**Exercise**
Pick out all lines in the listing holding the string "badge" and copy them.

** START Working data **

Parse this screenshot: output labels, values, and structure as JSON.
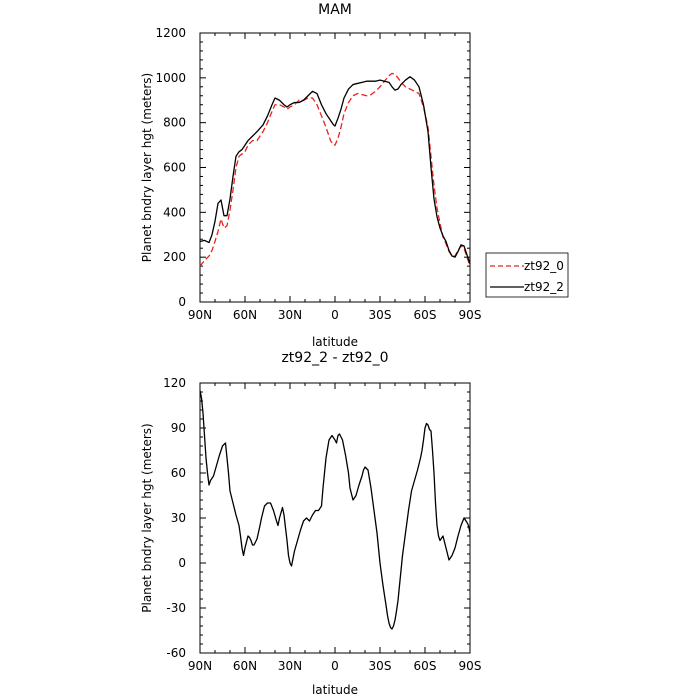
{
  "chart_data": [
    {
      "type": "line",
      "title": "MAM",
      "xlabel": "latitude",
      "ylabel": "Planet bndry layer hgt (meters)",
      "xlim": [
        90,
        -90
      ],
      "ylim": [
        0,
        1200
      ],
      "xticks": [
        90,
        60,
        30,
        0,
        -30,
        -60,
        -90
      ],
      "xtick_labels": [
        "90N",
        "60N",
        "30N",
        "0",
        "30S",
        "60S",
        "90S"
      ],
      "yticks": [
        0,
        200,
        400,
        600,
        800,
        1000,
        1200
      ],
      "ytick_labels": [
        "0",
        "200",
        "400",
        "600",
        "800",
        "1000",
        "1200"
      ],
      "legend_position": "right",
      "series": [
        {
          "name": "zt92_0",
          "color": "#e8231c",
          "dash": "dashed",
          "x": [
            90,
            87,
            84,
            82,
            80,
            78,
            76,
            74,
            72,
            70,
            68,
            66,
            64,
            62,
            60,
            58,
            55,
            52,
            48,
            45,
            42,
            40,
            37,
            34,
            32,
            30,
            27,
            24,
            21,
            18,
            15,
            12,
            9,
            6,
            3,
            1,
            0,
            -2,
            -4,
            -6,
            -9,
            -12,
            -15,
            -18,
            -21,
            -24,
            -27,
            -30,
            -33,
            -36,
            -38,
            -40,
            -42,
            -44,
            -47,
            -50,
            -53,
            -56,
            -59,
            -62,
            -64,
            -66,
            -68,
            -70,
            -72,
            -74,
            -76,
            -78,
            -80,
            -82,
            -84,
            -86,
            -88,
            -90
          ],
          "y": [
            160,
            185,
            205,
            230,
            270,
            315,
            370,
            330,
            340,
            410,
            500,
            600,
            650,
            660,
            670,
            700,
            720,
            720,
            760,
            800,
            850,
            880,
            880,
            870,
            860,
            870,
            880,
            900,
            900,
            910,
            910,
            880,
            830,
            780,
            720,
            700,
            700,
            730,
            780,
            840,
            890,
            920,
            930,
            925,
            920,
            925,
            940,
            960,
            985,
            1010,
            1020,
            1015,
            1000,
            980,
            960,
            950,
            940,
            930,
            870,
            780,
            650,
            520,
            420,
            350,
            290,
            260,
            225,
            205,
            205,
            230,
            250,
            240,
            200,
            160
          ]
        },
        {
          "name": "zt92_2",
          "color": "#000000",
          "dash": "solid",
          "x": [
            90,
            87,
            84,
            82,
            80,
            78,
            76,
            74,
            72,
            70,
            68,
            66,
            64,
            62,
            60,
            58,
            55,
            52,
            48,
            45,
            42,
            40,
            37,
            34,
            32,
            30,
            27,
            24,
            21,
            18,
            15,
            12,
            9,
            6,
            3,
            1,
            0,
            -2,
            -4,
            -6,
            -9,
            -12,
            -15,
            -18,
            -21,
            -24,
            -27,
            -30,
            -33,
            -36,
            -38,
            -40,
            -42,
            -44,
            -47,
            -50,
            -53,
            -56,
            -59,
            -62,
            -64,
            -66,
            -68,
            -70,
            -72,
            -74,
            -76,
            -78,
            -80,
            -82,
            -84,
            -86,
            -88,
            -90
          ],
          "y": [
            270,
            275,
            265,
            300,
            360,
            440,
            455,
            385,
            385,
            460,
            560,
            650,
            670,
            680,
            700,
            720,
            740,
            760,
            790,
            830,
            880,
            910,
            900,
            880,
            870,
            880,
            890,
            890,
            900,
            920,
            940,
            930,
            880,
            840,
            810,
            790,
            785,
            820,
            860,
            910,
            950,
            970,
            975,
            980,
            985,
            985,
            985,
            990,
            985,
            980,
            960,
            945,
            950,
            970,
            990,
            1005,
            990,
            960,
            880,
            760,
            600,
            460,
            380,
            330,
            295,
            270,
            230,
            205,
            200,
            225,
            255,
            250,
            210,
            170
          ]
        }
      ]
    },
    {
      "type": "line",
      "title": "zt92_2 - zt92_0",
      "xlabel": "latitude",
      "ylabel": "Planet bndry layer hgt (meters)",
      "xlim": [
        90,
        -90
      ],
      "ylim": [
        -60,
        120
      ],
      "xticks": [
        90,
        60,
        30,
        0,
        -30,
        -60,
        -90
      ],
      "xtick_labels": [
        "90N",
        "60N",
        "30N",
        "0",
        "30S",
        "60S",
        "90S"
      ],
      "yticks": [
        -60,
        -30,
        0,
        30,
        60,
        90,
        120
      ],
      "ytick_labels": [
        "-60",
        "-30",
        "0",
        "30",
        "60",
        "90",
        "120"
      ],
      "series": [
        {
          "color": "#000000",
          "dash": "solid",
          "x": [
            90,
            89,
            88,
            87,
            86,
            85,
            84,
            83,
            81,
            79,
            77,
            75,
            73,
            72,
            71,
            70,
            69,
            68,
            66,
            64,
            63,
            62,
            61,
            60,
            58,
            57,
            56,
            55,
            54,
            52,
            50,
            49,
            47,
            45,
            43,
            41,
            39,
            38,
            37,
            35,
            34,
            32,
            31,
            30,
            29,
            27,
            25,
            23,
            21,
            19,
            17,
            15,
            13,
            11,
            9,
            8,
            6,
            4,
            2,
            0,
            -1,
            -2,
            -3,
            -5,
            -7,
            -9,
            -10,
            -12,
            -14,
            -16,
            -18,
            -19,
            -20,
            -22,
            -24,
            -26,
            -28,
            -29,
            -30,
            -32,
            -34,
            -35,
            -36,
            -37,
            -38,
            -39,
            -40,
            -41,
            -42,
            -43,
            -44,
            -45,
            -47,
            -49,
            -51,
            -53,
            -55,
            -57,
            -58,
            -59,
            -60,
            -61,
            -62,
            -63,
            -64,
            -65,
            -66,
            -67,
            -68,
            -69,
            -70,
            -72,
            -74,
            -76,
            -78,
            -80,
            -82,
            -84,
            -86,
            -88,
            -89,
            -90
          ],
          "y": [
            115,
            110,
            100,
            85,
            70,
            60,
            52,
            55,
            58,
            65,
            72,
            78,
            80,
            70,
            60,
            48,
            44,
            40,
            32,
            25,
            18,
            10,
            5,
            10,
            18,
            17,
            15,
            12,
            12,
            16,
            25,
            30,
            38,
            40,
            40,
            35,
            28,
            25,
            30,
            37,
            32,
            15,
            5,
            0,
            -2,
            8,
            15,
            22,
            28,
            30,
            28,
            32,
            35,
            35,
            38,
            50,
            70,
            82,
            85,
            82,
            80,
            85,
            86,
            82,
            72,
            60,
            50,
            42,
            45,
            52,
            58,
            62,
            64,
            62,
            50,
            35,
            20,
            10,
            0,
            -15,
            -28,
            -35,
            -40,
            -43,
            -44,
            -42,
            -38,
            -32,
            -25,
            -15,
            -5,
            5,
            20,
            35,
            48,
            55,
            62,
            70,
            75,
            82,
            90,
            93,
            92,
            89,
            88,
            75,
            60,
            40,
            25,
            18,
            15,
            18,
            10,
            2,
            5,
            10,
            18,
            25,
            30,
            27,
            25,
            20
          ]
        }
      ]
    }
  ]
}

** END Working data **
** START Working data **

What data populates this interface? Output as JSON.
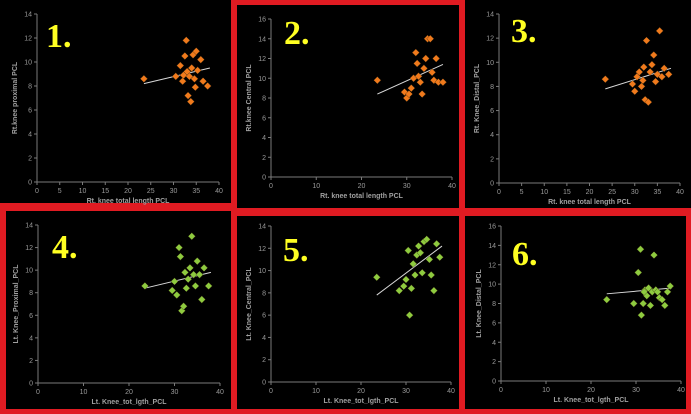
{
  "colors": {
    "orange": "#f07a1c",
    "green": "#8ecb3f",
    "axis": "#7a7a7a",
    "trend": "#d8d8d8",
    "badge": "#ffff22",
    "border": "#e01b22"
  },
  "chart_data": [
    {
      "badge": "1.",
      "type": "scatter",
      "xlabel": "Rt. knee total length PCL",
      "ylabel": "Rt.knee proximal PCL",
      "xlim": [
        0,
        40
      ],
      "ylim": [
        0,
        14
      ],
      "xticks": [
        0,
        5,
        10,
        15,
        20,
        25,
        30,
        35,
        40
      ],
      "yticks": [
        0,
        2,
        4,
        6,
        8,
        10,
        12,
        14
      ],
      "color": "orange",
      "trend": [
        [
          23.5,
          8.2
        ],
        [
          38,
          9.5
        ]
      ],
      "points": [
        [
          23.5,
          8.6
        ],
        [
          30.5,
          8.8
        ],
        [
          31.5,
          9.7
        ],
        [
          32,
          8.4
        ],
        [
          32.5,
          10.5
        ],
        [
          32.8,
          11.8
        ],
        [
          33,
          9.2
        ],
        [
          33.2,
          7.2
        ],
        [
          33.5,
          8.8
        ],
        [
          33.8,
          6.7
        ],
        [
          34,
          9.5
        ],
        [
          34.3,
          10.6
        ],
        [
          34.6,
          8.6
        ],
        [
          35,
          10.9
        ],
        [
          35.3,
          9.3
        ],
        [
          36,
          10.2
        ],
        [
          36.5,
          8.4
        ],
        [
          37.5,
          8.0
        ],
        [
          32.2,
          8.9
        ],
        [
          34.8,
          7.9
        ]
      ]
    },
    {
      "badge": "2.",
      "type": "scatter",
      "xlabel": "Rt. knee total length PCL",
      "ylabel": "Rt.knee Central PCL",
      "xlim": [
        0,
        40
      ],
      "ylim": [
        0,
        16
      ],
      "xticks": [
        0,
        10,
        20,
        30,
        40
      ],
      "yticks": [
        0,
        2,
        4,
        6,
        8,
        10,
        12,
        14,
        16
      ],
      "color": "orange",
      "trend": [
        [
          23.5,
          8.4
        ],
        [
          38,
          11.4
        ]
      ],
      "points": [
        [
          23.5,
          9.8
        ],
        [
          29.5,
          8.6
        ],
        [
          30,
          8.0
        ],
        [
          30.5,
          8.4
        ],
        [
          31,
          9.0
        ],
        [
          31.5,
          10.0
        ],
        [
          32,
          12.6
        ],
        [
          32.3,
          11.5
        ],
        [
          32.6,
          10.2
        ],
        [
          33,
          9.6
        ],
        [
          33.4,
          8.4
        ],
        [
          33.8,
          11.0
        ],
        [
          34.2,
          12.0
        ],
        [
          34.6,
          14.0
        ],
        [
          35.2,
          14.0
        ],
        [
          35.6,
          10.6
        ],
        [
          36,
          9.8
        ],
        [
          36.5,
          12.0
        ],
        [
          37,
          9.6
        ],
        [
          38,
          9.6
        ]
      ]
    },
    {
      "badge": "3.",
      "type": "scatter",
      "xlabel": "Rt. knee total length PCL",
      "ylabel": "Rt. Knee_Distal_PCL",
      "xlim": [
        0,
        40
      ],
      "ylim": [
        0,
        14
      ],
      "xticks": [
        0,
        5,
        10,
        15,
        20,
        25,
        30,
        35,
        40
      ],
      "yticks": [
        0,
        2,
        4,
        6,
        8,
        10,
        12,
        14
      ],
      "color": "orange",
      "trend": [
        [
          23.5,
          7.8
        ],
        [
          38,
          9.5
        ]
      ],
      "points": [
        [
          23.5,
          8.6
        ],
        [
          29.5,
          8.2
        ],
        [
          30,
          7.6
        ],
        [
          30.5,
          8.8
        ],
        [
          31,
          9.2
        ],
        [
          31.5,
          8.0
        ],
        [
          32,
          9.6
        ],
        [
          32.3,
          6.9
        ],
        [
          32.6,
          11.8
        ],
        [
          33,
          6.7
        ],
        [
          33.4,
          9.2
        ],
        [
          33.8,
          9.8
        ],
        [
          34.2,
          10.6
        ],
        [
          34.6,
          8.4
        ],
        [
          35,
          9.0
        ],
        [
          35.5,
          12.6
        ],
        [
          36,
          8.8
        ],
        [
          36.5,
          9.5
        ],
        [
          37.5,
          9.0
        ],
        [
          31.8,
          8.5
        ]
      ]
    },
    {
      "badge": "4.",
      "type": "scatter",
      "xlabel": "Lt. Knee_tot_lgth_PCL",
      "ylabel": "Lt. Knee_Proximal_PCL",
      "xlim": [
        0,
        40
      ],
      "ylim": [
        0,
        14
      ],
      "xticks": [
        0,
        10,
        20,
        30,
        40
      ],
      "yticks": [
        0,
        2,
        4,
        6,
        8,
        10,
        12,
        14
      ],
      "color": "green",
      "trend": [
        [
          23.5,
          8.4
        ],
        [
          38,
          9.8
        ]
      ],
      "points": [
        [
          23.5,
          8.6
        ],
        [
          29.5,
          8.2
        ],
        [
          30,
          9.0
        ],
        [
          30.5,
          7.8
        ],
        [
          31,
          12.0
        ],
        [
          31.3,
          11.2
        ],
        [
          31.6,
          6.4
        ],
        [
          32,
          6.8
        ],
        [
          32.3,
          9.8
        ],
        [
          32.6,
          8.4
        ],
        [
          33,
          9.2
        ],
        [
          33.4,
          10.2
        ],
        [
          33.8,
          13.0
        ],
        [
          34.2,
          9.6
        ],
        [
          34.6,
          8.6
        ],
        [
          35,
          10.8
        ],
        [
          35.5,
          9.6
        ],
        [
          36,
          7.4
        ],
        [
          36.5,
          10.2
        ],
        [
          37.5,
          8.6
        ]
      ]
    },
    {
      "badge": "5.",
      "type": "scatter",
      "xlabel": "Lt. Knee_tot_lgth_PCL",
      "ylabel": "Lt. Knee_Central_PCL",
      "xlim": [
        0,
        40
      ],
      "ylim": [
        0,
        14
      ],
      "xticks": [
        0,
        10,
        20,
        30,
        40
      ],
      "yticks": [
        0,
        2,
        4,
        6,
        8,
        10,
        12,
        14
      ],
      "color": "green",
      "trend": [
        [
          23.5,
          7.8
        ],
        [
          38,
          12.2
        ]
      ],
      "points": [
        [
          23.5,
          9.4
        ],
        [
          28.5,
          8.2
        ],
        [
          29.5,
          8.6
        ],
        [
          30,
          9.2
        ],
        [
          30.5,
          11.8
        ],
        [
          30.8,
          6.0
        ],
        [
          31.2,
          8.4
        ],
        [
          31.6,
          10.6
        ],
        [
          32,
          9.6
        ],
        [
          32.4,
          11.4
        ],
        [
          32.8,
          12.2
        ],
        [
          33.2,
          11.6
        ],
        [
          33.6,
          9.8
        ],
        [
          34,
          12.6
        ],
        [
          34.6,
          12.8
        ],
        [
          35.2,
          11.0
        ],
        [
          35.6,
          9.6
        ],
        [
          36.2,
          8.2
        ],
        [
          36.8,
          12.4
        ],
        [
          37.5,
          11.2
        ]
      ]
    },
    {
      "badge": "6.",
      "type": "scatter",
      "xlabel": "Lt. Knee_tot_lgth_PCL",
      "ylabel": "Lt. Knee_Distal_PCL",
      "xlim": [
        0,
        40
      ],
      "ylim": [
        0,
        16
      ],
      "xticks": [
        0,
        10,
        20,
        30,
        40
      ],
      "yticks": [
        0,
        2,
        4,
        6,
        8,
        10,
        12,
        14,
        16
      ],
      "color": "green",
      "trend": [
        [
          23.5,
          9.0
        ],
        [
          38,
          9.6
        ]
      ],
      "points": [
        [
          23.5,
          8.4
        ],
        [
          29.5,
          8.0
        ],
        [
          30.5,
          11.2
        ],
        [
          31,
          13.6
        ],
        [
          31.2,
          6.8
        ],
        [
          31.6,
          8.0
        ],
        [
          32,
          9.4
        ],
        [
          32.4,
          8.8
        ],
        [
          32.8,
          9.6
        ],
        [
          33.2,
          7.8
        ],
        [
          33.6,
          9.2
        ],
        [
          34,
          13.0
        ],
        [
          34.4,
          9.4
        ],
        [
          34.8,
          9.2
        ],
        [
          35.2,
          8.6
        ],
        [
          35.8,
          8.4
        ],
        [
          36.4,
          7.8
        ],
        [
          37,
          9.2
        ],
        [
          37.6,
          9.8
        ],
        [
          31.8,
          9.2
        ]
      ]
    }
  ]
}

** END Working data **

**Problem solution**
    "badge": "#ffff22",
      "badge": "1.",
      "badge": "2.",
      "badge": "3.",
      "badge": "4.",
      "badge": "5.",
      "badge": "6.",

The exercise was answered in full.